-- start of RECORDS FOR PROCESSING --
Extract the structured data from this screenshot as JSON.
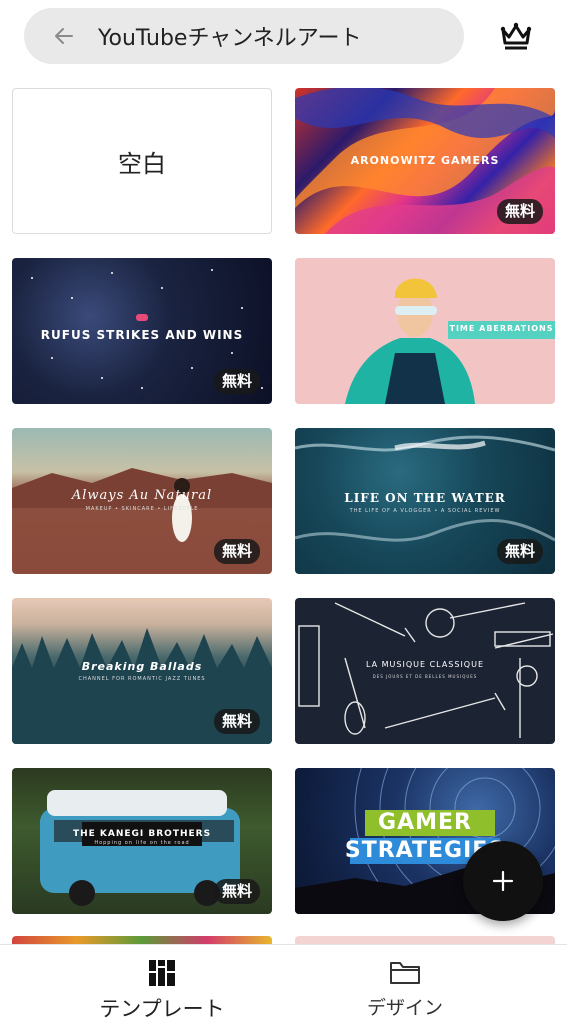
{
  "header": {
    "search_text": "YouTubeチャンネルアート",
    "back_icon": "arrow-left-icon",
    "premium_icon": "crown-icon"
  },
  "templates": {
    "blank_label": "空白",
    "free_badge": "無料",
    "cards": [
      {
        "title": "ARONOWITZ GAMERS",
        "badge": true
      },
      {
        "title": "RUFUS STRIKES AND WINS",
        "badge": true
      },
      {
        "title": "TIME ABERRATIONS",
        "badge": false
      },
      {
        "title": "Always Au Natural",
        "subtitle": "MAKEUP • SKINCARE • LIFESTYLE",
        "badge": true
      },
      {
        "title": "LIFE ON THE WATER",
        "subtitle": "THE LIFE OF A VLOGGER • A SOCIAL REVIEW",
        "badge": true
      },
      {
        "title": "Breaking Ballads",
        "subtitle": "CHANNEL FOR ROMANTIC JAZZ TUNES",
        "badge": true
      },
      {
        "title": "LA MUSIQUE CLASSIQUE",
        "subtitle": "DES JOURS ET DE BELLES MUSIQUES",
        "badge": false
      },
      {
        "title": "THE KANEGI BROTHERS",
        "subtitle": "Hopping on life on the road",
        "badge": true
      },
      {
        "title_line1": "GAMER",
        "title_line2": "STRATEGIES",
        "badge": false
      }
    ]
  },
  "fab": {
    "icon": "plus-icon"
  },
  "bottom_nav": {
    "templates_label": "テンプレート",
    "templates_icon": "grid-icon",
    "design_label": "デザイン",
    "design_icon": "folder-icon"
  },
  "colors": {
    "accent_teal": "#55d1c1",
    "gamer_green": "#8fbf2a",
    "badge_bg": "#191919"
  }
}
-- end of RECORDS FOR PROCESSING --
# STATED TASK
Your task is to repeat the data above exactly while excluding the pictures.

# RESULT OF THE EXERCISE
Extract the structured data from this screenshot as JSON.
{
  "header": {
    "search_text": "YouTubeチャンネルアート",
    "back_icon": "arrow-left-icon",
    "premium_icon": "crown-icon"
  },
  "templates": {
    "blank_label": "空白",
    "free_badge": "無料",
    "cards": [
      {
        "title": "ARONOWITZ GAMERS",
        "badge": true
      },
      {
        "title": "RUFUS STRIKES AND WINS",
        "badge": true
      },
      {
        "title": "TIME ABERRATIONS",
        "badge": false
      },
      {
        "title": "Always Au Natural",
        "subtitle": "MAKEUP • SKINCARE • LIFESTYLE",
        "badge": true
      },
      {
        "title": "LIFE ON THE WATER",
        "subtitle": "THE LIFE OF A VLOGGER • A SOCIAL REVIEW",
        "badge": true
      },
      {
        "title": "Breaking Ballads",
        "subtitle": "CHANNEL FOR ROMANTIC JAZZ TUNES",
        "badge": true
      },
      {
        "title": "LA MUSIQUE CLASSIQUE",
        "subtitle": "DES JOURS ET DE BELLES MUSIQUES",
        "badge": false
      },
      {
        "title": "THE KANEGI BROTHERS",
        "subtitle": "Hopping on life on the road",
        "badge": true
      },
      {
        "title_line1": "GAMER",
        "title_line2": "STRATEGIES",
        "badge": false
      }
    ]
  },
  "fab": {
    "icon": "plus-icon"
  },
  "bottom_nav": {
    "templates_label": "テンプレート",
    "templates_icon": "grid-icon",
    "design_label": "デザイン",
    "design_icon": "folder-icon"
  },
  "colors": {
    "accent_teal": "#55d1c1",
    "gamer_green": "#8fbf2a",
    "badge_bg": "#191919"
  }
}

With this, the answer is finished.